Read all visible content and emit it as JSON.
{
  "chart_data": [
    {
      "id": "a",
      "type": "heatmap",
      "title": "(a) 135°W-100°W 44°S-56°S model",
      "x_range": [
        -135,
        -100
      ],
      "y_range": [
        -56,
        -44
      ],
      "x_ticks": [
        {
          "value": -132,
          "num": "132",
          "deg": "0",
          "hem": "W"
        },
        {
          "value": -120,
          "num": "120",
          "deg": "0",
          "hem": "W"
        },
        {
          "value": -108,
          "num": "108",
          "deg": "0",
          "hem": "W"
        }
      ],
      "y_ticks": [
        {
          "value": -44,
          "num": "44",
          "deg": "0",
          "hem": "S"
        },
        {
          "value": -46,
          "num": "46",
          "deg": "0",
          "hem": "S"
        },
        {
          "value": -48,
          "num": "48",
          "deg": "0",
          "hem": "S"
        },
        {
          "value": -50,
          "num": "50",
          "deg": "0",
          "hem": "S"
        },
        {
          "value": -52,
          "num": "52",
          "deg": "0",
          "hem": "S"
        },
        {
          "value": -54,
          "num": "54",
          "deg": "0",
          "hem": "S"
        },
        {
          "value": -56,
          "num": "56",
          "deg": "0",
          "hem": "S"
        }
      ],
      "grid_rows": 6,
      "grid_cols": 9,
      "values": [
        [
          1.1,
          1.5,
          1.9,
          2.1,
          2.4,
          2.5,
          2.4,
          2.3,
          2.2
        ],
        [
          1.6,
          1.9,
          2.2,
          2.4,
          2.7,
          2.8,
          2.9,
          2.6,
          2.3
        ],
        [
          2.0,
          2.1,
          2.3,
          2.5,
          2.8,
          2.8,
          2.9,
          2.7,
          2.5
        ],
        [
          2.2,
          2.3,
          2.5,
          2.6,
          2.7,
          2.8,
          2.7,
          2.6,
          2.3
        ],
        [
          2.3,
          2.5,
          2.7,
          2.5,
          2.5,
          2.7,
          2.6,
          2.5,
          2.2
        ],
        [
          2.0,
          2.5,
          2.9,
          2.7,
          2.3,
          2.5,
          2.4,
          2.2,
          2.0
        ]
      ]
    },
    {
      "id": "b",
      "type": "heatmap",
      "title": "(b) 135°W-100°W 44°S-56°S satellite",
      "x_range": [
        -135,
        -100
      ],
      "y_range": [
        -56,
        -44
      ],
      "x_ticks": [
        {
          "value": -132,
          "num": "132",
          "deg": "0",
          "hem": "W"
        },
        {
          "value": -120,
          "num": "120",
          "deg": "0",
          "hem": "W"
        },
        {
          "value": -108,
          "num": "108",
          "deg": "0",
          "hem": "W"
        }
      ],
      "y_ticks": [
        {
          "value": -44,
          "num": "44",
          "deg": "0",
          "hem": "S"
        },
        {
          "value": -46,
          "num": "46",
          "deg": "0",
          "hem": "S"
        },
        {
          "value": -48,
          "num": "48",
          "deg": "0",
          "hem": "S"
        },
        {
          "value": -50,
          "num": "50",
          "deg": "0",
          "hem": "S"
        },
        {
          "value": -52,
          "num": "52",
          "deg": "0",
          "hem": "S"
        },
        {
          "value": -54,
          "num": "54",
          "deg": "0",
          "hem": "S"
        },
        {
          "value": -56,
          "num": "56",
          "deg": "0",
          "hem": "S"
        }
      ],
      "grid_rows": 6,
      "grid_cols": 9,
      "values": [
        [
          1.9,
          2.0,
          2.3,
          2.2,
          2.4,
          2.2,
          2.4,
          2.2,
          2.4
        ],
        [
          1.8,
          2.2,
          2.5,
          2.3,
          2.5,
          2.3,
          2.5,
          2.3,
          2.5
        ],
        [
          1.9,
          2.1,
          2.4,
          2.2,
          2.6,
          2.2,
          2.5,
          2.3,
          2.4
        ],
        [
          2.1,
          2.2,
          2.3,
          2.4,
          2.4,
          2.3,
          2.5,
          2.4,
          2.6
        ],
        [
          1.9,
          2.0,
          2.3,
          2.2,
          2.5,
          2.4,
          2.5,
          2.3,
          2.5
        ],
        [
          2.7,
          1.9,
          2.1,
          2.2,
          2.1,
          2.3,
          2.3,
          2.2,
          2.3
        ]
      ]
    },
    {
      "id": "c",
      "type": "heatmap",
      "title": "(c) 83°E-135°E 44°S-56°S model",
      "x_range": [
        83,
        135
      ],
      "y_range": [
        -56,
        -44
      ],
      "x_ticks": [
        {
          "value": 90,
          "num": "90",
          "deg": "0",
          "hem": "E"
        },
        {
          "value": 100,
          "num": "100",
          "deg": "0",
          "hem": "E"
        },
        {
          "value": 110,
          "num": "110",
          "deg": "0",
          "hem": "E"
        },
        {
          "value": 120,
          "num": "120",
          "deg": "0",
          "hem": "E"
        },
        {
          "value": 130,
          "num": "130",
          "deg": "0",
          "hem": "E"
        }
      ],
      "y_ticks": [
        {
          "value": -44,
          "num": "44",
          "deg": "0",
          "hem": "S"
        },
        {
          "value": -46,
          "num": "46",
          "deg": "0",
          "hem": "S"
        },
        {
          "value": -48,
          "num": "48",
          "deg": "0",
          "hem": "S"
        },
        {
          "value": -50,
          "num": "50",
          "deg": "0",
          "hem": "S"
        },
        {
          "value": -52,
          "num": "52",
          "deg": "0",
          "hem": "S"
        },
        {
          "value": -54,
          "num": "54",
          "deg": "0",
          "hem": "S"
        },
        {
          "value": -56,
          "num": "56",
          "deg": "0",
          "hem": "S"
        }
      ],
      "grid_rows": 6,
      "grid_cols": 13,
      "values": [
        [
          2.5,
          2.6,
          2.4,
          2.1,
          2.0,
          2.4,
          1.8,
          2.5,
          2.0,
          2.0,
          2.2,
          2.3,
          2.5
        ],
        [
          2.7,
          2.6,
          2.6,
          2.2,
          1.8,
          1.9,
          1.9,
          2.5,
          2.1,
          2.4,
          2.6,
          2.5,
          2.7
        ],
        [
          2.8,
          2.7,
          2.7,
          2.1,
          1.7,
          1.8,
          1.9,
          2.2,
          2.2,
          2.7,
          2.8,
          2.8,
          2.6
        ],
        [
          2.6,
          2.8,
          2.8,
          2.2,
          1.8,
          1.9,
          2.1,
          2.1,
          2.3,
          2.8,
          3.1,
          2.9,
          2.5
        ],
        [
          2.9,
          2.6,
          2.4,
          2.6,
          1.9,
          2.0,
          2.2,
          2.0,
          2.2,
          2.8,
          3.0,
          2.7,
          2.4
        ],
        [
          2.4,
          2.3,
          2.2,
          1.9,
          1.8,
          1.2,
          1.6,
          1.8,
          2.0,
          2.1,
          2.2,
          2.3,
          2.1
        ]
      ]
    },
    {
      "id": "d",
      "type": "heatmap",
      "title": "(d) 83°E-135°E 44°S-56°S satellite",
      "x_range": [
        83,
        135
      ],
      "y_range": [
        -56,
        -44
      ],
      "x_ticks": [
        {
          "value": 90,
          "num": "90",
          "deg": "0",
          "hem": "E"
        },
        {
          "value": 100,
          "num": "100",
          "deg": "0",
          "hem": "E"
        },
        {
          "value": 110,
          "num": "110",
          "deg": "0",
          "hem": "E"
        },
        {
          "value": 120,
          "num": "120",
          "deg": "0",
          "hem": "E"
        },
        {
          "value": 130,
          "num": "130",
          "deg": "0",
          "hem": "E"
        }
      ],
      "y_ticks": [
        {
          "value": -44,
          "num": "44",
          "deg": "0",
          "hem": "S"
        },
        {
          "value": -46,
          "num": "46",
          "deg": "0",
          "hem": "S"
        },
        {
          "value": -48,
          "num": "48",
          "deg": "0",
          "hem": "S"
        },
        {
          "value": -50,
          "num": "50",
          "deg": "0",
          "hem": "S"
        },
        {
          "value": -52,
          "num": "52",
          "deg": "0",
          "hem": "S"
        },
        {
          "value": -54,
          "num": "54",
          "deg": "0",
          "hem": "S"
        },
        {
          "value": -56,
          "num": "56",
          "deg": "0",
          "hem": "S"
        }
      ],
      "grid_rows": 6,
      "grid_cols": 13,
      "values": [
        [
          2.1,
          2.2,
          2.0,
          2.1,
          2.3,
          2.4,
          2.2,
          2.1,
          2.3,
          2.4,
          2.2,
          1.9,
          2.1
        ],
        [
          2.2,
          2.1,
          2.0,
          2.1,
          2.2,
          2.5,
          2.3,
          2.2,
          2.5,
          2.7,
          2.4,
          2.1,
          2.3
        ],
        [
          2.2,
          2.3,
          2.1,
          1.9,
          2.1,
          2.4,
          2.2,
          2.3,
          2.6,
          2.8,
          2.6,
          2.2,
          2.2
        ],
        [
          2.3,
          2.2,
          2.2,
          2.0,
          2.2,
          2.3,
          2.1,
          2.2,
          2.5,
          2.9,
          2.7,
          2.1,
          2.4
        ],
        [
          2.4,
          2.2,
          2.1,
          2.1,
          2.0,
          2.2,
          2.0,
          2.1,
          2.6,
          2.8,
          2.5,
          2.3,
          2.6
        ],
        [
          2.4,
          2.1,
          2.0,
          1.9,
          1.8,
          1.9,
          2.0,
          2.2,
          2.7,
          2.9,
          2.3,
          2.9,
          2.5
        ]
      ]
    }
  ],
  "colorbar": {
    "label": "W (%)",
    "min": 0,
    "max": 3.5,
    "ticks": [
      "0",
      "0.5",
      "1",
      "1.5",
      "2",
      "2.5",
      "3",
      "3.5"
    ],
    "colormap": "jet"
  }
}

_WHAT YOU SHOULD DO:_
Copy out every line from the records that has the word "model".

_FINISHED ANSWER:_
      "title": "(a) 135°W-100°W 44°S-56°S model",
      "title": "(c) 83°E-135°E 44°S-56°S model",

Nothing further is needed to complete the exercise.